(Records from a dataset)
______________________________
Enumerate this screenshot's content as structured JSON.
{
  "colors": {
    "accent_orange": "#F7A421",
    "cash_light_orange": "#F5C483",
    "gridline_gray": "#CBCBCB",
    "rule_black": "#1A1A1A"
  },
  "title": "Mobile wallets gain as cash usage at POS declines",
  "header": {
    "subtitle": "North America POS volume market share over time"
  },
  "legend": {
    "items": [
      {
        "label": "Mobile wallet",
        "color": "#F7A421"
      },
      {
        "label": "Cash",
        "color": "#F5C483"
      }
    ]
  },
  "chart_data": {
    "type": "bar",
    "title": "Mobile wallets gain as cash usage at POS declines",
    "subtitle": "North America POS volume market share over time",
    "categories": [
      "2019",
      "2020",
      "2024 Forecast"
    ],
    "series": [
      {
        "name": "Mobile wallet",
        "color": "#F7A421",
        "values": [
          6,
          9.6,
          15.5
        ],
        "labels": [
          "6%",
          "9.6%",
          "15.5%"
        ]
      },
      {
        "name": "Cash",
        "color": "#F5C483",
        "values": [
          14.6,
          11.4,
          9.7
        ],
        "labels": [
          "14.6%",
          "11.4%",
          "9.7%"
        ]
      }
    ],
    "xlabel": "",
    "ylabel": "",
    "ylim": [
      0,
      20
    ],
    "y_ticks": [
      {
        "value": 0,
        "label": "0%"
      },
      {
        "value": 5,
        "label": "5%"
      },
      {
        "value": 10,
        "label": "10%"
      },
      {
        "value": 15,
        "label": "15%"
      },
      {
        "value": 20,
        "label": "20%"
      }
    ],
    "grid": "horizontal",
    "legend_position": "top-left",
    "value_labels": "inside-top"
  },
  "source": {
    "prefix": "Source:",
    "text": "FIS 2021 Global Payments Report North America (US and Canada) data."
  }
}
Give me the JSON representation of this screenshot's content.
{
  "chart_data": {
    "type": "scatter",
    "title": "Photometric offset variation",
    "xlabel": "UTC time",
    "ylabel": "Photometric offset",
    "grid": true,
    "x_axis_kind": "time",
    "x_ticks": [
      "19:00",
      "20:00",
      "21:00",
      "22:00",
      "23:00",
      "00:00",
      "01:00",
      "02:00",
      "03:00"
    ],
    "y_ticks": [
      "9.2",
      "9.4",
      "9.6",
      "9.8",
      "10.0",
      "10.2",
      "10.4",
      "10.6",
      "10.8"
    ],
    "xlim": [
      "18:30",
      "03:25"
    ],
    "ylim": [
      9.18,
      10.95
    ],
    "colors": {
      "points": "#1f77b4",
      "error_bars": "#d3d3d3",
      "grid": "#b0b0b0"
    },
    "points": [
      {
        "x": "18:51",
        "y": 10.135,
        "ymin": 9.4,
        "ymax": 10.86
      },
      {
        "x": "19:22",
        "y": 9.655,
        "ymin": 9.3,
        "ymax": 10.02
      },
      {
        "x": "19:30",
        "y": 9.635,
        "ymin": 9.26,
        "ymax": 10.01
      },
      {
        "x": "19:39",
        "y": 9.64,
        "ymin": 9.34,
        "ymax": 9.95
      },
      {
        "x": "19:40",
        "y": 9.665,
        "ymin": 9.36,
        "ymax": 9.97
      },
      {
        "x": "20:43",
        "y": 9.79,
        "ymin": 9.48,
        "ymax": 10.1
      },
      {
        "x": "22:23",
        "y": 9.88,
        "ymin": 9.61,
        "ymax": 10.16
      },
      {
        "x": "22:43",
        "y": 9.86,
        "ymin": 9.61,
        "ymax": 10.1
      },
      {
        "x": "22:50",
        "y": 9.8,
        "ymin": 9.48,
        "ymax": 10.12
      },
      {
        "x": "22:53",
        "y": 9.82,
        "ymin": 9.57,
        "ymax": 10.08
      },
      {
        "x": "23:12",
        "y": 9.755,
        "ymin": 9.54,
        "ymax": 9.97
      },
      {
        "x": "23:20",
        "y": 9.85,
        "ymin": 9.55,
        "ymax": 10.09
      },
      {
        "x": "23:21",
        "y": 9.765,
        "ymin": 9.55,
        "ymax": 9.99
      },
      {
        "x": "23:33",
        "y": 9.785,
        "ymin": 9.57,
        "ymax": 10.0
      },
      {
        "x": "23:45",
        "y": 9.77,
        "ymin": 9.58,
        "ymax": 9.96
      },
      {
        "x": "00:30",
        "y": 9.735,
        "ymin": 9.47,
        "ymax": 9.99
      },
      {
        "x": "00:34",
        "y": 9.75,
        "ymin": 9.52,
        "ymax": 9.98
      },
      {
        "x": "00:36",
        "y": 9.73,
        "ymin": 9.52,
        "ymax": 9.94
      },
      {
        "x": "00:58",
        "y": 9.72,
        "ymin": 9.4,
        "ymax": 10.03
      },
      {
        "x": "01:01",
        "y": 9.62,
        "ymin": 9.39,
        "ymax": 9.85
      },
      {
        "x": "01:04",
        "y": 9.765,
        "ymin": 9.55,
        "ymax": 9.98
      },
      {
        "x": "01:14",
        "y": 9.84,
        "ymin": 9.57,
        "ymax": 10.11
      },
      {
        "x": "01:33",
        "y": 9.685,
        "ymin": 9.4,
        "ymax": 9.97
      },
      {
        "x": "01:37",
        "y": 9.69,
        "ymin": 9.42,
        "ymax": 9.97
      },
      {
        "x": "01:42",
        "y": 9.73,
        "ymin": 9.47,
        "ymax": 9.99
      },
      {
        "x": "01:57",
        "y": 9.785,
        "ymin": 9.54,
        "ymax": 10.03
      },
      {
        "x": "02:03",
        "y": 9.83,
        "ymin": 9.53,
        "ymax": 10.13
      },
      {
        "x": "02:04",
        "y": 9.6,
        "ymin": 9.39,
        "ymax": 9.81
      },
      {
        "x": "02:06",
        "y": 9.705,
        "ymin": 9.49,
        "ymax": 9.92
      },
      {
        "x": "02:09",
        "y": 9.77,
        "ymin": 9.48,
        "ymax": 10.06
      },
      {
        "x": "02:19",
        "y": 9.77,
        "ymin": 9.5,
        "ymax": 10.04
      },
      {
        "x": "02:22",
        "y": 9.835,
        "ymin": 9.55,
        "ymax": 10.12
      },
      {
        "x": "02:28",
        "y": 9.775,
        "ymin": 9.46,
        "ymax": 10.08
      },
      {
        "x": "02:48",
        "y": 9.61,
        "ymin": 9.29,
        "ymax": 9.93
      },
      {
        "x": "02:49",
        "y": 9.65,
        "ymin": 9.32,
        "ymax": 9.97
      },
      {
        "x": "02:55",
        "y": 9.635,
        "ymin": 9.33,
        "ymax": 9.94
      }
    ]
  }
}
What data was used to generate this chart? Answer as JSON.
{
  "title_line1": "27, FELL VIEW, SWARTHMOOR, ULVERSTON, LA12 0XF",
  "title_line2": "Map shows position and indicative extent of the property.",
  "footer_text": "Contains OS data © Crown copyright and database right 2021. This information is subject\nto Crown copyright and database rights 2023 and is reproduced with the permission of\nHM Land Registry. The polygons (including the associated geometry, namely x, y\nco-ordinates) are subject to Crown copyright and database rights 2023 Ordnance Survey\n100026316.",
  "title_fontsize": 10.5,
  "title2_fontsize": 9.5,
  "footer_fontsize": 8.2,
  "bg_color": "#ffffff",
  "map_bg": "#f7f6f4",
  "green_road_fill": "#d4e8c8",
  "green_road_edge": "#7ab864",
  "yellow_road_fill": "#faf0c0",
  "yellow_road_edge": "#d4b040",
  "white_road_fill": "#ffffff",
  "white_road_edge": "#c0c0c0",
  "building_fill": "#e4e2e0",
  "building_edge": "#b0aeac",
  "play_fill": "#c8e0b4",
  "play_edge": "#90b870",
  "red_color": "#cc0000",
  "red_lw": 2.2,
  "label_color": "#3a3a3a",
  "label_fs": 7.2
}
______________________________
## Exercise objective
Show the lines from the data above that contain the string "ffffff".

## In response
  "bg_color": "#ffffff",
  "white_road_fill": "#ffffff",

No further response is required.